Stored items
━━━━━━━━━━━━━━━━━━━━━━━━━━━━━━
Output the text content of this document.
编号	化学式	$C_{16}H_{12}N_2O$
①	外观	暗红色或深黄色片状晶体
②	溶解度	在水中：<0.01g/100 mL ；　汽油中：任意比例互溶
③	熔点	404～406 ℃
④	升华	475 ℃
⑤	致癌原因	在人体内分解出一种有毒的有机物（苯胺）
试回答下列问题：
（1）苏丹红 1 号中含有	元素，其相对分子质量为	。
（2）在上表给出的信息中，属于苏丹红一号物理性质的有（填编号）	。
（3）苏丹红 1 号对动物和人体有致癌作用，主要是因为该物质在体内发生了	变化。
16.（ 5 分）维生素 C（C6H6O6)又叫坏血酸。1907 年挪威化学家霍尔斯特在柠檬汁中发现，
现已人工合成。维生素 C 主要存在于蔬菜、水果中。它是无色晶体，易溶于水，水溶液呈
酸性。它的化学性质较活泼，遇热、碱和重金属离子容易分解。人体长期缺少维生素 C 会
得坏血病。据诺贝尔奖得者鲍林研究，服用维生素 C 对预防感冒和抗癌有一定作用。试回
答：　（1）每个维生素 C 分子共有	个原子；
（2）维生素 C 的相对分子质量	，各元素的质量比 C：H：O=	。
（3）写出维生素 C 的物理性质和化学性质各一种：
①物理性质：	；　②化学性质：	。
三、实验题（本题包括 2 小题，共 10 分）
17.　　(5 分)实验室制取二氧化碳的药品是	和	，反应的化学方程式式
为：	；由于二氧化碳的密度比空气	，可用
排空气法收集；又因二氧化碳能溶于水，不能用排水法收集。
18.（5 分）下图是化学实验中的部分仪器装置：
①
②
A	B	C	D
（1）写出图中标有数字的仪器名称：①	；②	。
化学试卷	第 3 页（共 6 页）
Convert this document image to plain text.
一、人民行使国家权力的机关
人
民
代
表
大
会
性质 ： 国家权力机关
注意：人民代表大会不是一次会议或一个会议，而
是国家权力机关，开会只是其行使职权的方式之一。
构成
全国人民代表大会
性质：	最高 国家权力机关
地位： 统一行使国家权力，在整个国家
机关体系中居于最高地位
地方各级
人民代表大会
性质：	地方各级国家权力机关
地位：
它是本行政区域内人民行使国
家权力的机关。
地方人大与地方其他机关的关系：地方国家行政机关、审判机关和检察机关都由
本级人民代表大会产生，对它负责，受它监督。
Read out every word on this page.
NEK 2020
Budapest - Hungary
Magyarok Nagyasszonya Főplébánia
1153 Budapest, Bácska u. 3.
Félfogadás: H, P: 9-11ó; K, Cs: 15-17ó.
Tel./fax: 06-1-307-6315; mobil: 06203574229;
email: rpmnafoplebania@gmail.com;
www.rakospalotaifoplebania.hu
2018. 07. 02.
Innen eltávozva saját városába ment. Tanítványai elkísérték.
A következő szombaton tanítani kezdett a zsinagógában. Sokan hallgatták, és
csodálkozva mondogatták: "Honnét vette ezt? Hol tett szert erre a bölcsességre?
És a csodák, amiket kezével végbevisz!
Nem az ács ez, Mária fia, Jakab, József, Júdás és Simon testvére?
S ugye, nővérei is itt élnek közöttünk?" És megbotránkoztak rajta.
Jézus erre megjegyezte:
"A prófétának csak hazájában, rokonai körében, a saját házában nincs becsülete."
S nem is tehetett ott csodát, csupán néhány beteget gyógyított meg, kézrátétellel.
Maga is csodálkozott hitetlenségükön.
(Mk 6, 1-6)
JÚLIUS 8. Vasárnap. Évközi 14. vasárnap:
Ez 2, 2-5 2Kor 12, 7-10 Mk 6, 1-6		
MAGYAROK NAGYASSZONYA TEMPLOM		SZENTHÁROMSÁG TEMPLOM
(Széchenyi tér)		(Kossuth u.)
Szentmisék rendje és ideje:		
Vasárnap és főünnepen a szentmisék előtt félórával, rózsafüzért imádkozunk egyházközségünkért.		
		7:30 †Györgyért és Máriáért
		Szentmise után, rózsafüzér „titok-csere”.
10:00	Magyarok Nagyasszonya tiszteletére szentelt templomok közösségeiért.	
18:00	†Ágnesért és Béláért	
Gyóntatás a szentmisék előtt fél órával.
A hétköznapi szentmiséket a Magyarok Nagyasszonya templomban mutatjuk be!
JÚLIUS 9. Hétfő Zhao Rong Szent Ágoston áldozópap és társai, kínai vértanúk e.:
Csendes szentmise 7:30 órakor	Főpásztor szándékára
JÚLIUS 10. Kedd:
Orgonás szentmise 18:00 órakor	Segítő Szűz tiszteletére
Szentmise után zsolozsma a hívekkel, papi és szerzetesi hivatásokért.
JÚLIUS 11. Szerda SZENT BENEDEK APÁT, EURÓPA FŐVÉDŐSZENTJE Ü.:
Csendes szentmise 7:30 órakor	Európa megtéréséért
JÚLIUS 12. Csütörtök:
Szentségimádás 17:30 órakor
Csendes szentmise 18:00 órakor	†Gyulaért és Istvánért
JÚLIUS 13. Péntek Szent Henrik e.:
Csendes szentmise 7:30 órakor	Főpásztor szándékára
━━━━━━━━━━━━━━━━━━━━━━━━━━━━━━
## SHORT EXERCISE
Copy every line in the listing above where the string "után" turns up.

## WRITTEN RESPONSE
		Szentmise után, rózsafüzér „titok-csere”.
Szentmise után zsolozsma a hívekkel, papi és szerzetesi hivatásokért.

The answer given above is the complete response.